→ REQUISITOS DEL EJERCICIO
Reproduce sin cambios el pasaje del texto sobre la democracia social comprendido entre "Los teóricos de" y "hallan así confundidas.", ambos incluidos.

Los teóricos de la democracia social no se contentan con confundir nociones tan diferentes como las de democracia y socialismo. El razonamiento, por analogía verbal, les ha conducido a reducir el socialismo a una simple extensión de las reglas de la democracia política a la organización económica. El socialismo no sería, según eso, más que la aplicación al mundo del trabajo de los modos de acción de los gobiernos populares. Sobre la fe de un término común, la democracia política y la democracia obrera se hallan así confundidas.

Semejante confusión no se explica sólo por una ausencia sistemática de todo espíritu de análisis, por una tendencia arraigadísima a juzgar con las palabras, por una pasión del verbalismo, que no considera más que las apariencias y que permite asimilar formas de organización fundamentalmente disemejantes; hay que ver siempre en ello la voluntad de establecer un puente teórico entre dos órdenes de consideraciones radicalmente divergentes, que hiciese posible en el terreno de los principios la fusión de los simples demócratas y los socialistas.

→ DATOS PROPORCIONADOS
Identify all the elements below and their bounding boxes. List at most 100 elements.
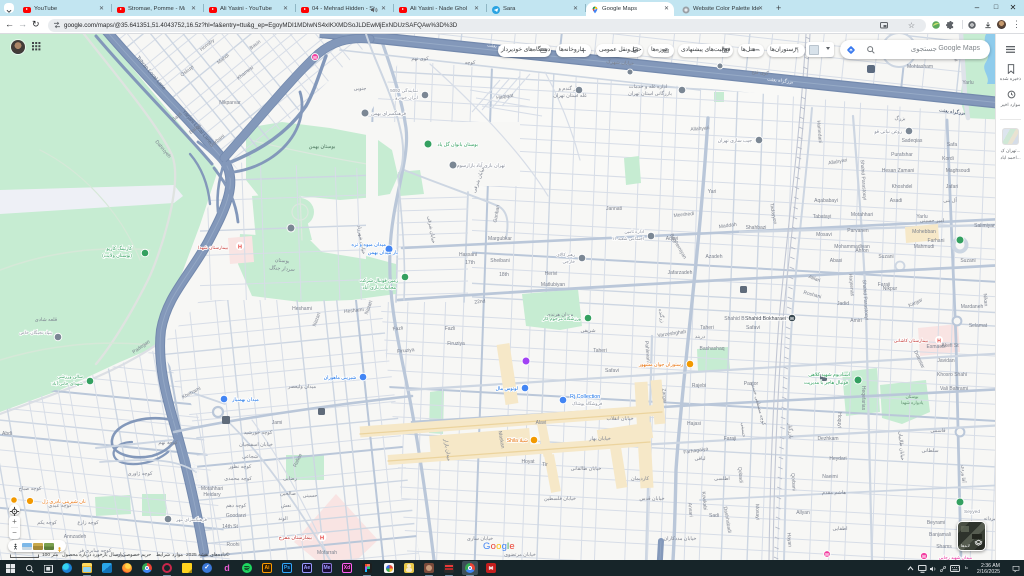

→ RESULTADO
Los teóricos de la democracia social no se contentan con confundir nociones tan diferentes como las de democracia y socialismo. El razonamiento, por analogía verbal, les ha conducido a reducir el socialismo a una simple extensión de las reglas de la democracia política a la organización económica. El socialismo no sería, según eso, más que la aplicación al mundo del trabajo de los modos de acción de los gobiernos populares. Sobre la fe de un término común, la democracia política y la democracia obrera se hallan así confundidas.